[WHAT IS BEING ASKED]: Reproduce each line bearing the word "this".

------------------------------------------------------------------------

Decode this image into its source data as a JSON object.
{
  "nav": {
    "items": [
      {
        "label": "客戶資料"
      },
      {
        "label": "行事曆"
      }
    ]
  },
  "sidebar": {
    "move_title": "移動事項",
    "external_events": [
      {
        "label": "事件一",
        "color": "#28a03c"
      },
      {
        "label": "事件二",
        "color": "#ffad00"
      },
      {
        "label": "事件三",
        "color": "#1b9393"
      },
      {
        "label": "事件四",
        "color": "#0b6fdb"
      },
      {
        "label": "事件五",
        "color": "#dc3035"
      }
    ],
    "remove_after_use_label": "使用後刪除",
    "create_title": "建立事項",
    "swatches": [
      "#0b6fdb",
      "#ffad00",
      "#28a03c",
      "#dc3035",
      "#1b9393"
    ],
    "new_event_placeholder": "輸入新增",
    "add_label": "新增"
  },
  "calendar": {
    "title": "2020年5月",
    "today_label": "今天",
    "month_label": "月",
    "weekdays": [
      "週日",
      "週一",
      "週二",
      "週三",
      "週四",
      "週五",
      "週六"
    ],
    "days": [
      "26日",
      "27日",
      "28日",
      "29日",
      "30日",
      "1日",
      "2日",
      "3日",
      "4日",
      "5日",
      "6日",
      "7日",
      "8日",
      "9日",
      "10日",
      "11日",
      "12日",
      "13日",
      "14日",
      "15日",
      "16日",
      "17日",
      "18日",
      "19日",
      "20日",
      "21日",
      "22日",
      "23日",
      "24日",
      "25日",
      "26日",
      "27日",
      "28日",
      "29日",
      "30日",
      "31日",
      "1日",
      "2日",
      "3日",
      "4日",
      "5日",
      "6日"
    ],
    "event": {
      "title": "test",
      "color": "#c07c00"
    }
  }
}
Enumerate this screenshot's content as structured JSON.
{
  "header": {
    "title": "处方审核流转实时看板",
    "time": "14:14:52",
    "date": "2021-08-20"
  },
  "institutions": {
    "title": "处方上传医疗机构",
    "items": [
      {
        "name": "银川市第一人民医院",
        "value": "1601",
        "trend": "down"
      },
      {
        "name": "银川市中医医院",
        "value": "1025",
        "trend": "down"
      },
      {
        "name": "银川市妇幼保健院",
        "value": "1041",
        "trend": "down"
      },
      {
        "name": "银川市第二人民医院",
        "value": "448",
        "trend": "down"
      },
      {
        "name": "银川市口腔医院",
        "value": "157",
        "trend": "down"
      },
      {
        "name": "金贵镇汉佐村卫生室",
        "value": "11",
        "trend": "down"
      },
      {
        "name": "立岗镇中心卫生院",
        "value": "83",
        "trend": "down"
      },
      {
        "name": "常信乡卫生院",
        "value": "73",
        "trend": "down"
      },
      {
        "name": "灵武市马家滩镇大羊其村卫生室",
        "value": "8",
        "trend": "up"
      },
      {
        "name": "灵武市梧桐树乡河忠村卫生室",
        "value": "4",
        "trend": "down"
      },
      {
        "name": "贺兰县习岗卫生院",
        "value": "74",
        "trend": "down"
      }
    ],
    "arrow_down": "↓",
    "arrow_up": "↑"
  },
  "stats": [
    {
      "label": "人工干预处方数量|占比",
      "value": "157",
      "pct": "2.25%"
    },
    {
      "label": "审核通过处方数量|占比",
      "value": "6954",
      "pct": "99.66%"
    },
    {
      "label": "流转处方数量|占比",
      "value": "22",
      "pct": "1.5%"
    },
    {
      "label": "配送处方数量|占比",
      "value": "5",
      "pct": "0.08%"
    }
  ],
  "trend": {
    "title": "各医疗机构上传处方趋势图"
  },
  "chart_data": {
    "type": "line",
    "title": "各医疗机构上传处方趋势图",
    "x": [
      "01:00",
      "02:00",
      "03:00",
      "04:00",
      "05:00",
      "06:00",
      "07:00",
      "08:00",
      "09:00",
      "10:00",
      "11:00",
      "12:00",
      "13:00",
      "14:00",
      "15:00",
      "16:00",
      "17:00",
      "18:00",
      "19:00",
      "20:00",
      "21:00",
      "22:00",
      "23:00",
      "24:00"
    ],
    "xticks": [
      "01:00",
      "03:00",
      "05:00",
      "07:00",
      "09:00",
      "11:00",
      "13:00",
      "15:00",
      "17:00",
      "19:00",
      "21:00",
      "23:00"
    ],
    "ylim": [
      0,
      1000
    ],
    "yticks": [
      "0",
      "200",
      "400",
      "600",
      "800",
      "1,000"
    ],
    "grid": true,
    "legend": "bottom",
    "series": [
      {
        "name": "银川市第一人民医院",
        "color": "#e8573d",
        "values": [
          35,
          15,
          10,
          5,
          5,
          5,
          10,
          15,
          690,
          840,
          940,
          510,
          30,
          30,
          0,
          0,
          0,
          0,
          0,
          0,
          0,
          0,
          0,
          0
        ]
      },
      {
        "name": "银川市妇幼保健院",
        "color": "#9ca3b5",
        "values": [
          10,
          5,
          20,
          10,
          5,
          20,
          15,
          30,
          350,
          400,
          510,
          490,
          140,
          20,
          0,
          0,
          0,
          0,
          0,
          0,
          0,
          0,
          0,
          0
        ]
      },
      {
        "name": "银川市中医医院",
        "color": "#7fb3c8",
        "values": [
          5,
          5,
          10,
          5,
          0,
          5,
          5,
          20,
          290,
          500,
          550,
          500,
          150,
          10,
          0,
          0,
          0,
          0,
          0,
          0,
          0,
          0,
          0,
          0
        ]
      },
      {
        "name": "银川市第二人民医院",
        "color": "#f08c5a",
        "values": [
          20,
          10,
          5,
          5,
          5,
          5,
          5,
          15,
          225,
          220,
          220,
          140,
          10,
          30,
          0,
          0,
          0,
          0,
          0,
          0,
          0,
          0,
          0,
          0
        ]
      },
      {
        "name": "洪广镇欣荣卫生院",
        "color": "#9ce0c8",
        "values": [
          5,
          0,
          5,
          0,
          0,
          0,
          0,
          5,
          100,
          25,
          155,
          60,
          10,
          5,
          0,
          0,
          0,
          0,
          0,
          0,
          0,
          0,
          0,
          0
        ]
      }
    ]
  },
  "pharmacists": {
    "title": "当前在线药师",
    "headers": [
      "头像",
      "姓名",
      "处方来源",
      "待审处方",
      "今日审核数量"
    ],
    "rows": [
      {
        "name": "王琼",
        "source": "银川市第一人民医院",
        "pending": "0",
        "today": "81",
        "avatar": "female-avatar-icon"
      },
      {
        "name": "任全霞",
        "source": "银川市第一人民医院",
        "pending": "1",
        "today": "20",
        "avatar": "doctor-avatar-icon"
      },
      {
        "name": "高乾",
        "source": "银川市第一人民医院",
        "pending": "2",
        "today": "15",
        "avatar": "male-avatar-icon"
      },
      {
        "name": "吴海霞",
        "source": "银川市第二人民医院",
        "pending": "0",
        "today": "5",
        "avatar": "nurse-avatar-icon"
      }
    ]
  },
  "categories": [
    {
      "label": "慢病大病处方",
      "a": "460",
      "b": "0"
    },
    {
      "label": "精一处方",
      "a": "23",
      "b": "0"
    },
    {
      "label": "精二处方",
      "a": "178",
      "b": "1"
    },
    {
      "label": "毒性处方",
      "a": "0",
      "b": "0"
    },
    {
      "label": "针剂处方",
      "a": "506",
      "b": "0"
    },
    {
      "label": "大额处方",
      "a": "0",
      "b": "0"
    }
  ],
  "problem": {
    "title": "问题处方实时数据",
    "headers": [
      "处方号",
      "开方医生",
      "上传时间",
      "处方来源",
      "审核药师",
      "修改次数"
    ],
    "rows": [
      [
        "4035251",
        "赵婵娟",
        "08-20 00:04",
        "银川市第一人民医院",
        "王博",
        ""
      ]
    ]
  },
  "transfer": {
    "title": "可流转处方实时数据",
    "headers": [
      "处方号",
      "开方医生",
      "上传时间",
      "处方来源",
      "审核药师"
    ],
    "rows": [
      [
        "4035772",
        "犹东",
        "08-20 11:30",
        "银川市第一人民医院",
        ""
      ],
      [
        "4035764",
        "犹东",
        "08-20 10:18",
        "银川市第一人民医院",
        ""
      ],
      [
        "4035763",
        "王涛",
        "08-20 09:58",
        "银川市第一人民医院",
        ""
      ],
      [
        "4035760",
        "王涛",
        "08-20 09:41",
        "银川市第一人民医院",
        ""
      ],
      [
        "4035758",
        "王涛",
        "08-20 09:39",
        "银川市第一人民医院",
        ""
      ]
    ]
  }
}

------------------------------------------------------------------------

[RESPONSE]:
Decode this image into its source data as a JSON object.
Enumerate this screenshot's content as structured JSON.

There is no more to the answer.